Exercise aim >> Set down the data below without change, skipping the pictures it holds.

Provided records >>
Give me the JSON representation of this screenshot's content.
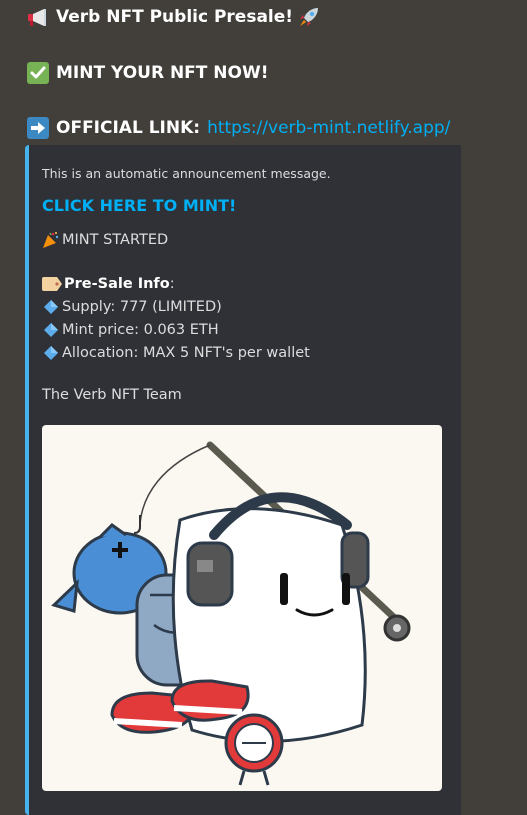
{
  "message": {
    "title_line": "Verb NFT Public Presale!",
    "mint_line": "MINT YOUR NFT NOW!",
    "official_label": "OFFICIAL LINK:",
    "official_url": "https://verb-mint.netlify.app/"
  },
  "embed": {
    "accent_color": "#45b4ec",
    "description_small": "This is an automatic announcement message.",
    "title_link": "CLICK HERE TO MINT!",
    "mint_started": "MINT STARTED",
    "presale_label": "Pre-Sale Info",
    "presale_colon": ":",
    "items": [
      "Supply: 777 (LIMITED)",
      "Mint price: 0.063 ETH",
      "Allocation: MAX 5 NFT's per wallet"
    ],
    "signature": "The Verb NFT Team"
  },
  "icons": {
    "megaphone": "megaphone-icon",
    "rocket": "rocket-icon",
    "check": "check-mark-button-icon",
    "arrow": "right-arrow-icon",
    "party": "party-popper-icon",
    "label": "label-tag-icon",
    "diamond": "blue-diamond-icon"
  },
  "colors": {
    "background": "#423f3a",
    "embed_bg": "#2f3136",
    "link": "#00aff4"
  }
}
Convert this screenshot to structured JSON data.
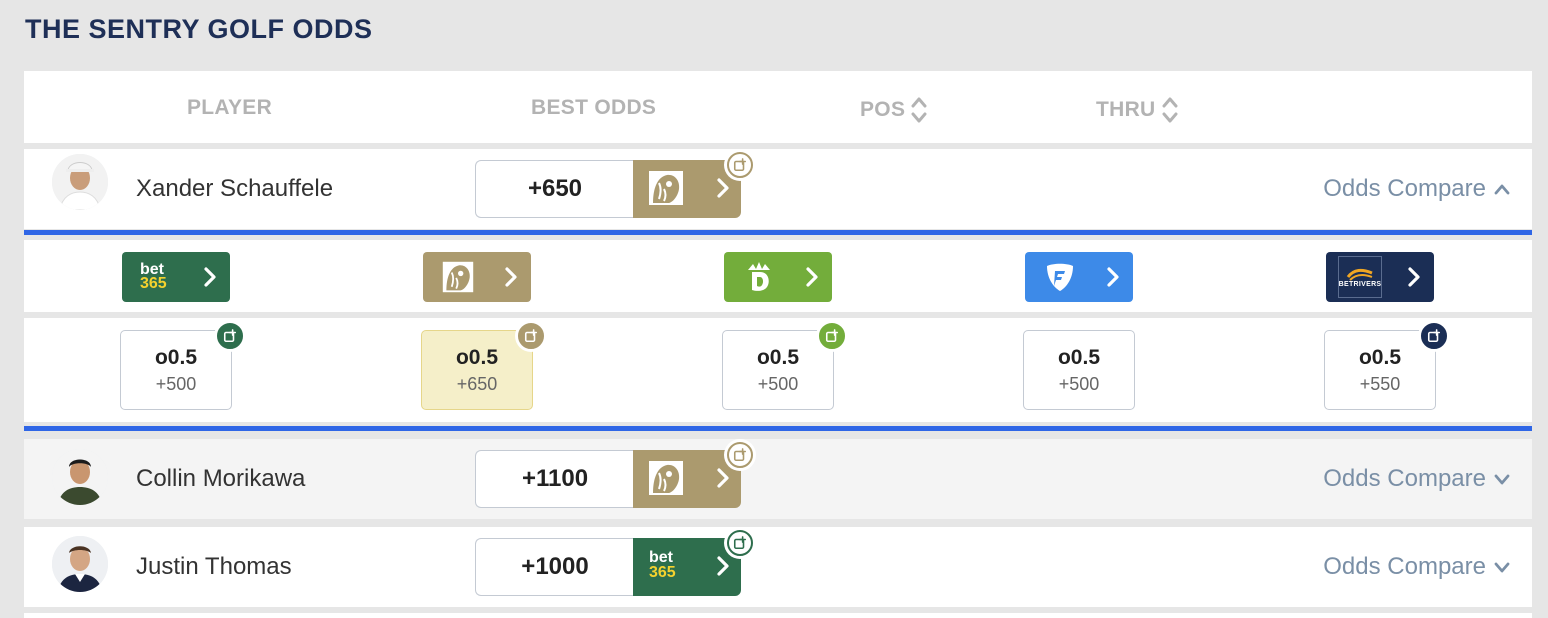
{
  "title": "THE SENTRY GOLF ODDS",
  "columns": {
    "player": "PLAYER",
    "best_odds": "BEST ODDS",
    "pos": "POS",
    "thru": "THRU"
  },
  "colors": {
    "bet365": "#2e6e4d",
    "betmgm": "#ab9a6e",
    "draftkings": "#73ad3b",
    "fanduel": "#3d8ae8",
    "betrivers": "#1b2e55",
    "accent_blue": "#2f66e6",
    "title": "#1e2f57"
  },
  "players": [
    {
      "name": "Xander Schauffele",
      "best_odds": "+650",
      "book": "betmgm",
      "compare_label": "Odds Compare",
      "expanded": true
    },
    {
      "name": "Collin Morikawa",
      "best_odds": "+1100",
      "book": "betmgm",
      "compare_label": "Odds Compare",
      "expanded": false
    },
    {
      "name": "Justin Thomas",
      "best_odds": "+1000",
      "book": "bet365",
      "compare_label": "Odds Compare",
      "expanded": false
    }
  ],
  "expanded_books": [
    {
      "book": "bet365",
      "logo_text_top": "bet",
      "logo_text_bottom": "365",
      "line": "o0.5",
      "odds": "+500",
      "best": false
    },
    {
      "book": "betmgm",
      "line": "o0.5",
      "odds": "+650",
      "best": true
    },
    {
      "book": "draftkings",
      "line": "o0.5",
      "odds": "+500",
      "best": false
    },
    {
      "book": "fanduel",
      "line": "o0.5",
      "odds": "+500",
      "best": false
    },
    {
      "book": "betrivers",
      "logo_text": "BETRIVERS",
      "line": "o0.5",
      "odds": "+550",
      "best": false
    }
  ]
}
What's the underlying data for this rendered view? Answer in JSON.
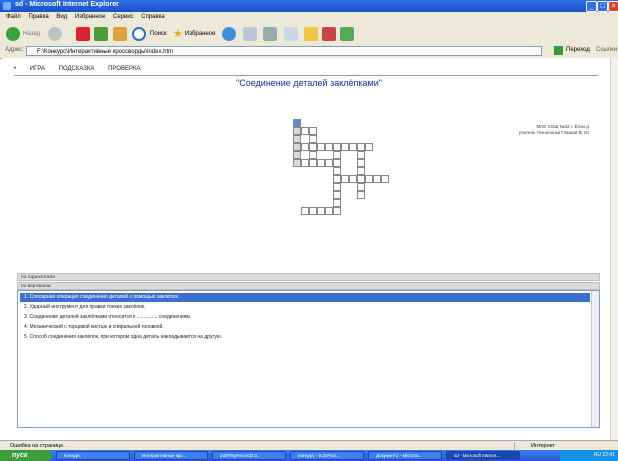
{
  "window": {
    "title": "sd - Microsoft Internet Explorer"
  },
  "menu": [
    "Файл",
    "Правка",
    "Вид",
    "Избранное",
    "Сервис",
    "Справка"
  ],
  "toolbar": {
    "back": "Назад",
    "search": "Поиск",
    "favorites": "Избранное"
  },
  "address": {
    "label": "Адрес:",
    "url": "F:\\Конкурс\\Интерактивные кроссворды\\index.htm",
    "go": "Переход",
    "links": "Ссылки"
  },
  "nav": [
    "ИГРА",
    "ПОДСКАЗКА",
    "ПРОВЕРКА"
  ],
  "page_title": "\"Соединение деталей заклёпками\"",
  "school": [
    "МОУ СОШ №42 г. Ёлхи д.",
    "учитель технологии Глазков В. Ю."
  ],
  "panels": {
    "across": "по горизонтали",
    "down": "по вертикали"
  },
  "questions": [
    "1. Слесарная операция соединения деталей с помощью заклёпок.",
    "2. Ударный инструмент для правки тонких заклёпок.",
    "3. Соединение деталей заклёпками относится к ............... соединениям.",
    "4. Механический с торцевой кистью и спиральной головкой.",
    "5. Способ соединения заклёпок, при котором одна деталь накладывается на другую."
  ],
  "status": {
    "left": "Ошибка на странице.",
    "right": "Интернет"
  },
  "taskbar": {
    "start": "пуск",
    "tasks": [
      "Конкурс",
      "Интерактивные кро...",
      "ZoltPlayRecord2.0...",
      "Конкурс - 9.doPacr...",
      "Документ1 - Microso...",
      "sd - Microsoft Interne..."
    ],
    "clock": "RU 22:41"
  }
}
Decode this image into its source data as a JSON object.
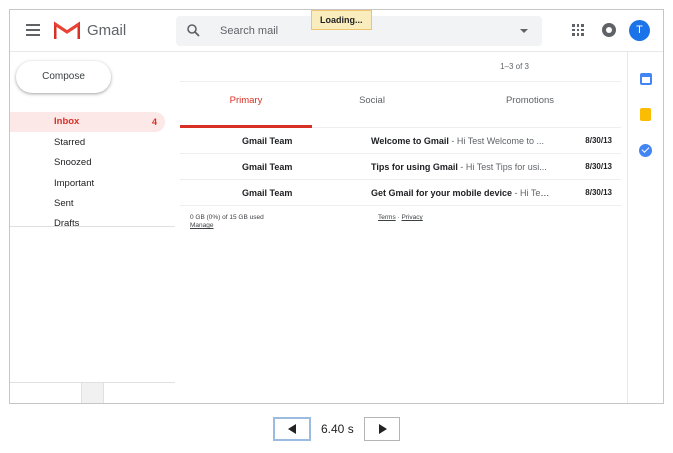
{
  "header": {
    "app_title": "Gmail",
    "search_placeholder": "Search mail",
    "loading_text": "Loading...",
    "avatar_letter": "T"
  },
  "sidebar": {
    "compose_label": "Compose",
    "items": [
      {
        "label": "Inbox",
        "count": "4",
        "active": true
      },
      {
        "label": "Starred",
        "count": ""
      },
      {
        "label": "Snoozed",
        "count": ""
      },
      {
        "label": "Important",
        "count": ""
      },
      {
        "label": "Sent",
        "count": ""
      },
      {
        "label": "Drafts",
        "count": ""
      }
    ]
  },
  "main": {
    "pager_text": "1–3 of 3",
    "tabs": [
      {
        "label": "Primary",
        "active": true
      },
      {
        "label": "Social"
      },
      {
        "label": "Promotions"
      }
    ],
    "emails": [
      {
        "from": "Gmail Team",
        "subject": "Welcome to Gmail",
        "snippet": " - Hi Test Welcome to ...",
        "date": "8/30/13"
      },
      {
        "from": "Gmail Team",
        "subject": "Tips for using Gmail",
        "snippet": " - Hi Test Tips for usi...",
        "date": "8/30/13"
      },
      {
        "from": "Gmail Team",
        "subject": "Get Gmail for your mobile device",
        "snippet": " - Hi Tes...",
        "date": "8/30/13"
      }
    ],
    "footer": {
      "storage": "0 GB (0%) of 15 GB used",
      "manage": "Manage",
      "terms": "Terms",
      "separator": " · ",
      "privacy": "Privacy"
    }
  },
  "side_panel": {
    "icons": [
      "calendar-icon",
      "keep-icon",
      "tasks-icon"
    ]
  },
  "player": {
    "time": "6.40 s"
  },
  "colors": {
    "accent_red": "#d93025",
    "active_bg": "#fce8e6",
    "avatar_blue": "#1a73e8",
    "loading_bg": "#f9edbe"
  }
}
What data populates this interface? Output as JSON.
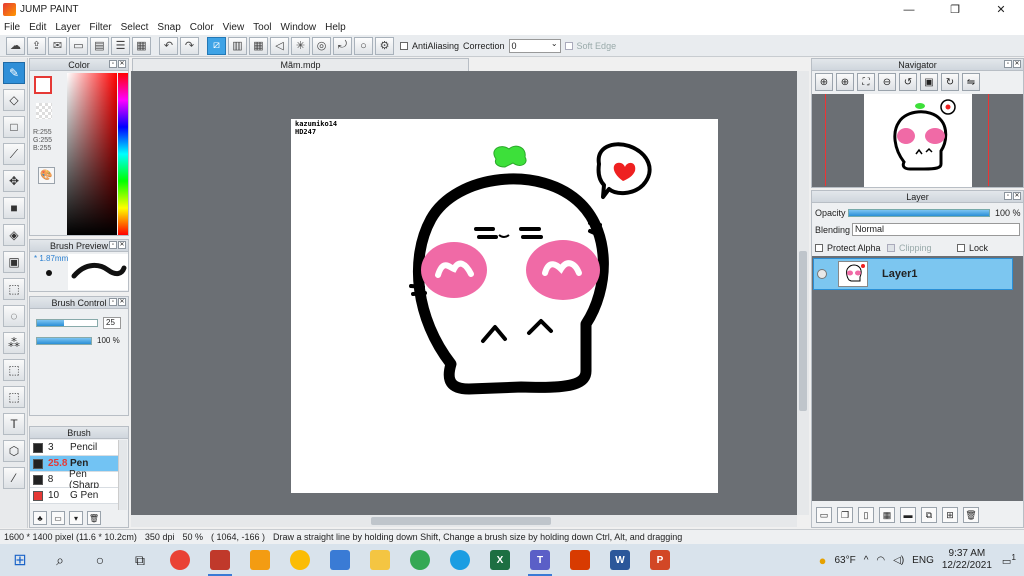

Completed exercise >>
Give me the JSON representation of this screenshot's content.
{
  "message": {
    "title_line": "Verb NFT Public Presale!",
    "mint_line": "MINT YOUR NFT NOW!",
    "official_label": "OFFICIAL LINK:",
    "official_url": "https://verb-mint.netlify.app/"
  },
  "embed": {
    "accent_color": "#45b4ec",
    "description_small": "This is an automatic announcement message.",
    "title_link": "CLICK HERE TO MINT!",
    "mint_started": "MINT STARTED",
    "presale_label": "Pre-Sale Info",
    "presale_colon": ":",
    "items": [
      "Supply: 777 (LIMITED)",
      "Mint price: 0.063 ETH",
      "Allocation: MAX 5 NFT's per wallet"
    ],
    "signature": "The Verb NFT Team"
  },
  "icons": {
    "megaphone": "megaphone-icon",
    "rocket": "rocket-icon",
    "check": "check-mark-button-icon",
    "arrow": "right-arrow-icon",
    "party": "party-popper-icon",
    "label": "label-tag-icon",
    "diamond": "blue-diamond-icon"
  },
  "colors": {
    "background": "#423f3a",
    "embed_bg": "#2f3136",
    "link": "#00aff4"
  }
}
Convert this screenshot to structured JSON data.
{
  "title": "THE SENTRY GOLF ODDS",
  "columns": {
    "player": "PLAYER",
    "best_odds": "BEST ODDS",
    "pos": "POS",
    "thru": "THRU"
  },
  "colors": {
    "bet365": "#2e6e4d",
    "betmgm": "#ab9a6e",
    "draftkings": "#73ad3b",
    "fanduel": "#3d8ae8",
    "betrivers": "#1b2e55",
    "accent_blue": "#2f66e6",
    "title": "#1e2f57"
  },
  "players": [
    {
      "name": "Xander Schauffele",
      "best_odds": "+650",
      "book": "betmgm",
      "compare_label": "Odds Compare",
      "expanded": true
    },
    {
      "name": "Collin Morikawa",
      "best_odds": "+1100",
      "book": "betmgm",
      "compare_label": "Odds Compare",
      "expanded": false
    },
    {
      "name": "Justin Thomas",
      "best_odds": "+1000",
      "book": "bet365",
      "compare_label": "Odds Compare",
      "expanded": false
    }
  ],
  "expanded_books": [
    {
      "book": "bet365",
      "logo_text_top": "bet",
      "logo_text_bottom": "365",
      "line": "o0.5",
      "odds": "+500",
      "best": false
    },
    {
      "book": "betmgm",
      "line": "o0.5",
      "odds": "+650",
      "best": true
    },
    {
      "book": "draftkings",
      "line": "o0.5",
      "odds": "+500",
      "best": false
    },
    {
      "book": "fanduel",
      "line": "o0.5",
      "odds": "+500",
      "best": false
    },
    {
      "book": "betrivers",
      "logo_text": "BETRIVERS",
      "line": "o0.5",
      "odds": "+550",
      "best": false
    }
  ]
}
What's the underlying data for this rendered view? Answer in JSON.
{
  "window": {
    "title": "sd - Microsoft Internet Explorer"
  },
  "menu": [
    "Файл",
    "Правка",
    "Вид",
    "Избранное",
    "Сервис",
    "Справка"
  ],
  "toolbar": {
    "back": "Назад",
    "search": "Поиск",
    "favorites": "Избранное"
  },
  "address": {
    "label": "Адрес:",
    "url": "F:\\Конкурс\\Интерактивные кроссворды\\index.htm",
    "go": "Переход",
    "links": "Ссылки"
  },
  "nav": [
    "ИГРА",
    "ПОДСКАЗКА",
    "ПРОВЕРКА"
  ],
  "page_title": "\"Соединение деталей заклёпками\"",
  "school": [
    "МОУ СОШ №42 г. Ёлхи д.",
    "учитель технологии Глазков В. Ю."
  ],
  "panels": {
    "across": "по горизонтали",
    "down": "по вертикали"
  },
  "questions": [
    "1. Слесарная операция соединения деталей с помощью заклёпок.",
    "2. Ударный инструмент для правки тонких заклёпок.",
    "3. Соединение деталей заклёпками относится к ............... соединениям.",
    "4. Механический с торцевой кистью и спиральной головкой.",
    "5. Способ соединения заклёпок, при котором одна деталь накладывается на другую."
  ],
  "status": {
    "left": "Ошибка на странице.",
    "right": "Интернет"
  },
  "taskbar": {
    "start": "пуск",
    "tasks": [
      "Конкурс",
      "Интерактивные кро...",
      "ZoltPlayRecord2.0...",
      "Конкурс - 9.doPacr...",
      "Документ1 - Microso...",
      "sd - Microsoft Interne..."
    ],
    "clock": "RU 22:41"
  }
}
Decode this image into its source data as a JSON object.
{
  "header": {
    "app_title": "Gmail",
    "search_placeholder": "Search mail",
    "loading_text": "Loading...",
    "avatar_letter": "T"
  },
  "sidebar": {
    "compose_label": "Compose",
    "items": [
      {
        "label": "Inbox",
        "count": "4",
        "active": true
      },
      {
        "label": "Starred",
        "count": ""
      },
      {
        "label": "Snoozed",
        "count": ""
      },
      {
        "label": "Important",
        "count": ""
      },
      {
        "label": "Sent",
        "count": ""
      },
      {
        "label": "Drafts",
        "count": ""
      }
    ]
  },
  "main": {
    "pager_text": "1–3 of 3",
    "tabs": [
      {
        "label": "Primary",
        "active": true
      },
      {
        "label": "Social"
      },
      {
        "label": "Promotions"
      }
    ],
    "emails": [
      {
        "from": "Gmail Team",
        "subject": "Welcome to Gmail",
        "snippet": " - Hi Test Welcome to ...",
        "date": "8/30/13"
      },
      {
        "from": "Gmail Team",
        "subject": "Tips for using Gmail",
        "snippet": " - Hi Test Tips for usi...",
        "date": "8/30/13"
      },
      {
        "from": "Gmail Team",
        "subject": "Get Gmail for your mobile device",
        "snippet": " - Hi Tes...",
        "date": "8/30/13"
      }
    ],
    "footer": {
      "storage": "0 GB (0%) of 15 GB used",
      "manage": "Manage",
      "terms": "Terms",
      "separator": " · ",
      "privacy": "Privacy"
    }
  },
  "side_panel": {
    "icons": [
      "calendar-icon",
      "keep-icon",
      "tasks-icon"
    ]
  },
  "player": {
    "time": "6.40 s"
  },
  "colors": {
    "accent_red": "#d93025",
    "active_bg": "#fce8e6",
    "avatar_blue": "#1a73e8",
    "loading_bg": "#f9edbe"
  }
}
What data populates this interface? Output as JSON.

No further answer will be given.